— START RECORD EXCERPTS —

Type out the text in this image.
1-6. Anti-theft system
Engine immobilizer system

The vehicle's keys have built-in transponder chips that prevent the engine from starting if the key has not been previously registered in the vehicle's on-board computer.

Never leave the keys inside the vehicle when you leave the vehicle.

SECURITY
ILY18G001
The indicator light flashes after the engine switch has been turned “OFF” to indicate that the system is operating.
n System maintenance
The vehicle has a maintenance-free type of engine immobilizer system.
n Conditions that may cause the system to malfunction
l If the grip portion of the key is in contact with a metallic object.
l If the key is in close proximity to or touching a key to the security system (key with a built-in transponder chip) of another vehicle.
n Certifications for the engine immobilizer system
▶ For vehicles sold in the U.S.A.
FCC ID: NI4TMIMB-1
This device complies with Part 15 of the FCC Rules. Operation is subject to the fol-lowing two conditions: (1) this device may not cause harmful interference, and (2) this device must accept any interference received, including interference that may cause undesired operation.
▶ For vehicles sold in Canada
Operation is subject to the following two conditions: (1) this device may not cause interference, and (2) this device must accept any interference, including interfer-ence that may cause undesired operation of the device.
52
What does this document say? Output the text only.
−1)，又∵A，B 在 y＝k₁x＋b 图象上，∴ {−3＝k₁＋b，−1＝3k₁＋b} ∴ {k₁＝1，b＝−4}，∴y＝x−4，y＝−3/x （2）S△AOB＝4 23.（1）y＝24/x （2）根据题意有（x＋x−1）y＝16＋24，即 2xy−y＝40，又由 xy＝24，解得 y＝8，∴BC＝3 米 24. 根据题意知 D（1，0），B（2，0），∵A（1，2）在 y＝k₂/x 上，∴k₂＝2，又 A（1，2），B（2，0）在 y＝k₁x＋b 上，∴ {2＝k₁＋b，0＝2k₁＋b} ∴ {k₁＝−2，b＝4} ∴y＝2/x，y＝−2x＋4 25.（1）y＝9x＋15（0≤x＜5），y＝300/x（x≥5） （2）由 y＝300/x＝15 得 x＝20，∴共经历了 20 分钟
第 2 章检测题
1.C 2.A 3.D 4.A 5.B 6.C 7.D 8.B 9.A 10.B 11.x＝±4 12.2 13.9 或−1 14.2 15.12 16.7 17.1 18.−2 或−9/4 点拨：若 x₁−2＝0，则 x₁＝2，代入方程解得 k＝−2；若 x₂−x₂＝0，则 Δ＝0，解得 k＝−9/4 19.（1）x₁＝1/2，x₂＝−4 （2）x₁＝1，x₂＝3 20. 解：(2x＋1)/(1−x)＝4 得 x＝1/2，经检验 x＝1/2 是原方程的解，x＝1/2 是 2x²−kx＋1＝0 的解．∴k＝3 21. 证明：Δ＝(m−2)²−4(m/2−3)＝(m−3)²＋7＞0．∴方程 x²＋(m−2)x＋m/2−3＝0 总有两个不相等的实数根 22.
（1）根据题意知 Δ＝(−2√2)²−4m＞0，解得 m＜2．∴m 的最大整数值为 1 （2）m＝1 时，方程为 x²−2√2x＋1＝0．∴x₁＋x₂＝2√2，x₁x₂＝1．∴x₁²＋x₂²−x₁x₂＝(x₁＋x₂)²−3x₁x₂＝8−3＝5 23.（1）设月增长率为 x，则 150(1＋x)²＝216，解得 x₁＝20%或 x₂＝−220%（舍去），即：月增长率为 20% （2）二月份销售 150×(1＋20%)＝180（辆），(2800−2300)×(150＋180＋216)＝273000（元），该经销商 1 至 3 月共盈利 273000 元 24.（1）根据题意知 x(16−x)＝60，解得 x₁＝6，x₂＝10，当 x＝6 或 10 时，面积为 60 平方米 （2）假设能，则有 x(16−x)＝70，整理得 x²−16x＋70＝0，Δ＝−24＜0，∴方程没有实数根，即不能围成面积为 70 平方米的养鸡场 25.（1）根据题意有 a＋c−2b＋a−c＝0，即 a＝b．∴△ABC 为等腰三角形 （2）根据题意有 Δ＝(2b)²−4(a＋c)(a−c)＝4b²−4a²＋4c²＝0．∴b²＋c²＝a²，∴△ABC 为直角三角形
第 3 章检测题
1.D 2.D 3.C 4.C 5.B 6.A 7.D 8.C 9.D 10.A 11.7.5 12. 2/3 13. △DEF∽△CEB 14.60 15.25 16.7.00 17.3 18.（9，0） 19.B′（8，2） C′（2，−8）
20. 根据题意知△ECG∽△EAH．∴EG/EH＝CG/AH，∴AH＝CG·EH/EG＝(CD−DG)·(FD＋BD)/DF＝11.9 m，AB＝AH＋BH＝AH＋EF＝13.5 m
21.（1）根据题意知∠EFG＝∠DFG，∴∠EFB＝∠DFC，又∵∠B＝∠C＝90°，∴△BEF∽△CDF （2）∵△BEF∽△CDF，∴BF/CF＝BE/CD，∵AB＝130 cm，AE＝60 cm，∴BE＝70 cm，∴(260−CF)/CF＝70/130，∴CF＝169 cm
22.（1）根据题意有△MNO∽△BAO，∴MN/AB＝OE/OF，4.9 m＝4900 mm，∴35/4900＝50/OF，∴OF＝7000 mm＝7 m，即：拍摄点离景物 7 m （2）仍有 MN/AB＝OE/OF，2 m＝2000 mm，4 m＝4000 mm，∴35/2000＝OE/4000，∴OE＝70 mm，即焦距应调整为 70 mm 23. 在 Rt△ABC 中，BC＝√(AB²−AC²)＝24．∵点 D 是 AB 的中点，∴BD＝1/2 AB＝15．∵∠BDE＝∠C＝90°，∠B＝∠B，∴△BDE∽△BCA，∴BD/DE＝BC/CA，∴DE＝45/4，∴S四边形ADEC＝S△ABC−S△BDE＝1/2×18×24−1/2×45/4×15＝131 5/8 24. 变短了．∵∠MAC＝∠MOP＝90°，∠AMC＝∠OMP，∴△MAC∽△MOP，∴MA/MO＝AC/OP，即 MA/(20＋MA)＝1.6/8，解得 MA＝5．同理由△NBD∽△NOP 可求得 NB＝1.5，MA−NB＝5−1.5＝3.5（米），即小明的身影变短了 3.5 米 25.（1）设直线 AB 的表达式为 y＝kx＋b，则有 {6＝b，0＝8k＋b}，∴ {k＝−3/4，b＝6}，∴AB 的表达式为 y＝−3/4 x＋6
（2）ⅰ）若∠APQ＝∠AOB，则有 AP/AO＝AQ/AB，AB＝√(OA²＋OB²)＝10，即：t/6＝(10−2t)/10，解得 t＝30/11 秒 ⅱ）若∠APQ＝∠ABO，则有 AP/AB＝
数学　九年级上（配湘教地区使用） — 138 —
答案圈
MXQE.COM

— END RECORD EXCERPTS —

> _AIM_:
Pull every line containing "根据题意知" from the data.

> _RESULT_:
−1)，又∵A，B 在 y＝k₁x＋b 图象上，∴ {−3＝k₁＋b，−1＝3k₁＋b} ∴ {k₁＝1，b＝−4}，∴y＝x−4，y＝−3/x （2）S△AOB＝4 23.（1）y＝24/x （2）根据题意有（x＋x−1）y＝16＋24，即 2xy−y＝40，又由 xy＝24，解得 y＝8，∴BC＝3 米 24. 根据题意知 D（1，0），B（2，0），∵A（1，2）在 y＝k₂/x 上，∴k₂＝2，又 A（1，2），B（2，0）在 y＝k₁x＋b 上，∴ {2＝k₁＋b，0＝2k₁＋b} ∴ {k₁＝−2，b＝4} ∴y＝2/x，y＝−2x＋4 25.（1）y＝9x＋15（0≤x＜5），y＝300/x（x≥5） （2）由 y＝300/x＝15 得 x＝20，∴共经历了 20 分钟
（1）根据题意知 Δ＝(−2√2)²−4m＞0，解得 m＜2．∴m 的最大整数值为 1 （2）m＝1 时，方程为 x²−2√2x＋1＝0．∴x₁＋x₂＝2√2，x₁x₂＝1．∴x₁²＋x₂²−x₁x₂＝(x₁＋x₂)²−3x₁x₂＝8−3＝5 23.（1）设月增长率为 x，则 150(1＋x)²＝216，解得 x₁＝20%或 x₂＝−220%（舍去），即：月增长率为 20% （2）二月份销售 150×(1＋20%)＝180（辆），(2800−2300)×(150＋180＋216)＝273000（元），该经销商 1 至 3 月共盈利 273000 元 24.（1）根据题意知 x(16−x)＝60，解得 x₁＝6，x₂＝10，当 x＝6 或 10 时，面积为 60 平方米 （2）假设能，则有 x(16−x)＝70，整理得 x²−16x＋70＝0，Δ＝−24＜0，∴方程没有实数根，即不能围成面积为 70 平方米的养鸡场 25.（1）根据题意有 a＋c−2b＋a−c＝0，即 a＝b．∴△ABC 为等腰三角形 （2）根据题意有 Δ＝(2b)²−4(a＋c)(a−c)＝4b²−4a²＋4c²＝0．∴b²＋c²＝a²，∴△ABC 为直角三角形
20. 根据题意知△ECG∽△EAH．∴EG/EH＝CG/AH，∴AH＝CG·EH/EG＝(CD−DG)·(FD＋BD)/DF＝11.9 m，AB＝AH＋BH＝AH＋EF＝13.5 m
21.（1）根据题意知∠EFG＝∠DFG，∴∠EFB＝∠DFC，又∵∠B＝∠C＝90°，∴△BEF∽△CDF （2）∵△BEF∽△CDF，∴BF/CF＝BE/CD，∵AB＝130 cm，AE＝60 cm，∴BE＝70 cm，∴(260−CF)/CF＝70/130，∴CF＝169 cm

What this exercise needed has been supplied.